▼

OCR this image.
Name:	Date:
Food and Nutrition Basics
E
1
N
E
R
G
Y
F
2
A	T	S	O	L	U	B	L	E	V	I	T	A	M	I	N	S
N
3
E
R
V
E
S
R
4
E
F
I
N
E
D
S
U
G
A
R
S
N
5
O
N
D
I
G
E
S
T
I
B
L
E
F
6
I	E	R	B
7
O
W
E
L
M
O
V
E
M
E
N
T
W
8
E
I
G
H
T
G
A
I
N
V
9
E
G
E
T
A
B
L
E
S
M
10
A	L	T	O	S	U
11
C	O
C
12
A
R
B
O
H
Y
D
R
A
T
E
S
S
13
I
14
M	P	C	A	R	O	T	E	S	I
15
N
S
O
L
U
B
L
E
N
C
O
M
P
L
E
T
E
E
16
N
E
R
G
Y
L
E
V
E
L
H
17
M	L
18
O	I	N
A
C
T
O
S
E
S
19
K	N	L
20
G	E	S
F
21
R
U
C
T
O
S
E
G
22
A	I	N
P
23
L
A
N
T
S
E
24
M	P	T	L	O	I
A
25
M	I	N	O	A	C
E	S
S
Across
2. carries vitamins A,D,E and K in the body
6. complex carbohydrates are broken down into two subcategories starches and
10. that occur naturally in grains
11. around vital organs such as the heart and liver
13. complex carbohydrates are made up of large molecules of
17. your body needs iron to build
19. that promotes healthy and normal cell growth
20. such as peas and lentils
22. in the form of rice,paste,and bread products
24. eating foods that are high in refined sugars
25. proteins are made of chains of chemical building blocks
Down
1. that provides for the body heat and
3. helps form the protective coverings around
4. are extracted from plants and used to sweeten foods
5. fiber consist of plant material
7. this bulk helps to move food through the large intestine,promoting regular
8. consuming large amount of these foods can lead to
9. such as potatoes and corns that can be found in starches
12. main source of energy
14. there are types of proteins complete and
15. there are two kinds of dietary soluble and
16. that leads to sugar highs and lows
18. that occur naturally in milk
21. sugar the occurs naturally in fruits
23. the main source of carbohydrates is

▲

- **TASK DIRECTIONS**: Repeat the listing above in full, word for word.

- **EXERCISE RESPONSE**:
OCR this image.
Name:	Date:
Food and Nutrition Basics
E
1
N
E
R
G
Y
F
2
A	T	S	O	L	U	B	L	E	V	I	T	A	M	I	N	S
N
3
E
R
V
E
S
R
4
E
F
I
N
E
D
S
U
G
A
R
S
N
5
O
N
D
I
G
E
S
T
I
B
L
E
F
6
I	E	R	B
7
O
W
E
L
M
O
V
E
M
E
N
T
W
8
E
I
G
H
T
G
A
I
N
V
9
E
G
E
T
A
B
L
E
S
M
10
A	L	T	O	S	U
11
C	O
C
12
A
R
B
O
H
Y
D
R
A
T
E
S
S
13
I
14
M	P	C	A	R	O	T	E	S	I
15
N
S
O
L
U
B
L
E
N
C
O
M
P
L
E
T
E
E
16
N
E
R
G
Y
L
E
V
E
L
H
17
M	L
18
O	I	N
A
C
T
O
S
E
S
19
K	N	L
20
G	E	S
F
21
R
U
C
T
O
S
E
G
22
A	I	N
P
23
L
A
N
T
S
E
24
M	P	T	L	O	I
A
25
M	I	N	O	A	C
E	S
S
Across
2. carries vitamins A,D,E and K in the body
6. complex carbohydrates are broken down into two subcategories starches and
10. that occur naturally in grains
11. around vital organs such as the heart and liver
13. complex carbohydrates are made up of large molecules of
17. your body needs iron to build
19. that promotes healthy and normal cell growth
20. such as peas and lentils
22. in the form of rice,paste,and bread products
24. eating foods that are high in refined sugars
25. proteins are made of chains of chemical building blocks
Down
1. that provides for the body heat and
3. helps form the protective coverings around
4. are extracted from plants and used to sweeten foods
5. fiber consist of plant material
7. this bulk helps to move food through the large intestine,promoting regular
8. consuming large amount of these foods can lead to
9. such as potatoes and corns that can be found in starches
12. main source of energy
14. there are types of proteins complete and
15. there are two kinds of dietary soluble and
16. that leads to sugar highs and lows
18. that occur naturally in milk
21. sugar the occurs naturally in fruits
23. the main source of carbohydrates is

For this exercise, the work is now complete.